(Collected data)

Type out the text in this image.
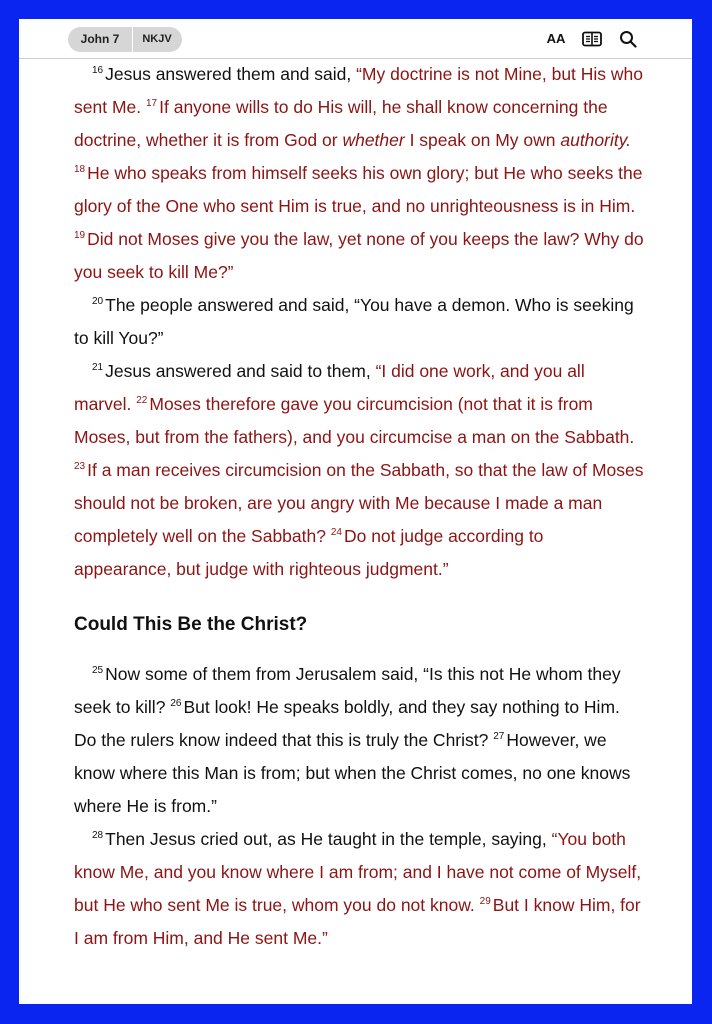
John 7	NKJV	AA

$^{16}$ Jesus answered them and said, “My doctrine is not Mine, but His who sent Me. $^{17}$ If anyone wills to do His will, he shall know concerning the doctrine, whether it is from God or whether I speak on My own authority. $^{18}$ He who speaks from himself seeks his own glory; but He who seeks the glory of the One who sent Him is true, and no unrighteousness is in Him. $^{19}$ Did not Moses give you the law, yet none of you keeps the law? Why do you seek to kill Me?”

$^{20}$ The people answered and said, “You have a demon. Who is seeking to kill You?”

$^{21}$ Jesus answered and said to them, “I did one work, and you all marvel. $^{22}$ Moses therefore gave you circumcision (not that it is from Moses, but from the fathers), and you circumcise a man on the Sabbath. $^{23}$ If a man receives circumcision on the Sabbath, so that the law of Moses should not be broken, are you angry with Me because I made a man completely well on the Sabbath? $^{24}$ Do not judge according to appearance, but judge with righteous judgment.”

Could This Be the Christ?

$^{25}$ Now some of them from Jerusalem said, “Is this not He whom they seek to kill? $^{26}$ But look! He speaks boldly, and they say nothing to Him. Do the rulers know indeed that this is truly the Christ? $^{27}$ However, we know where this Man is from; but when the Christ comes, no one knows where He is from.”

$^{28}$ Then Jesus cried out, as He taught in the temple, saying, “You both know Me, and you know where I am from; and I have not come of Myself, but He who sent Me is true, whom you do not know. $^{29}$ But I know Him, for I am from Him, and He sent Me.”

*Task directions*
From the material above, reproduce everything verbatim except the pictures.

*Response to this task*
Type out the text in this image.
John 7	NKJV	AA

$^{16}$ Jesus answered them and said, “My doctrine is not Mine, but His who sent Me. $^{17}$ If anyone wills to do His will, he shall know concerning the doctrine, whether it is from God or whether I speak on My own authority. $^{18}$ He who speaks from himself seeks his own glory; but He who seeks the glory of the One who sent Him is true, and no unrighteousness is in Him. $^{19}$ Did not Moses give you the law, yet none of you keeps the law? Why do you seek to kill Me?”

$^{20}$ The people answered and said, “You have a demon. Who is seeking to kill You?”

$^{21}$ Jesus answered and said to them, “I did one work, and you all marvel. $^{22}$ Moses therefore gave you circumcision (not that it is from Moses, but from the fathers), and you circumcise a man on the Sabbath. $^{23}$ If a man receives circumcision on the Sabbath, so that the law of Moses should not be broken, are you angry with Me because I made a man completely well on the Sabbath? $^{24}$ Do not judge according to appearance, but judge with righteous judgment.”

Could This Be the Christ?

$^{25}$ Now some of them from Jerusalem said, “Is this not He whom they seek to kill? $^{26}$ But look! He speaks boldly, and they say nothing to Him. Do the rulers know indeed that this is truly the Christ? $^{27}$ However, we know where this Man is from; but when the Christ comes, no one knows where He is from.”

$^{28}$ Then Jesus cried out, as He taught in the temple, saying, “You both know Me, and you know where I am from; and I have not come of Myself, but He who sent Me is true, whom you do not know. $^{29}$ But I know Him, for I am from Him, and He sent Me.”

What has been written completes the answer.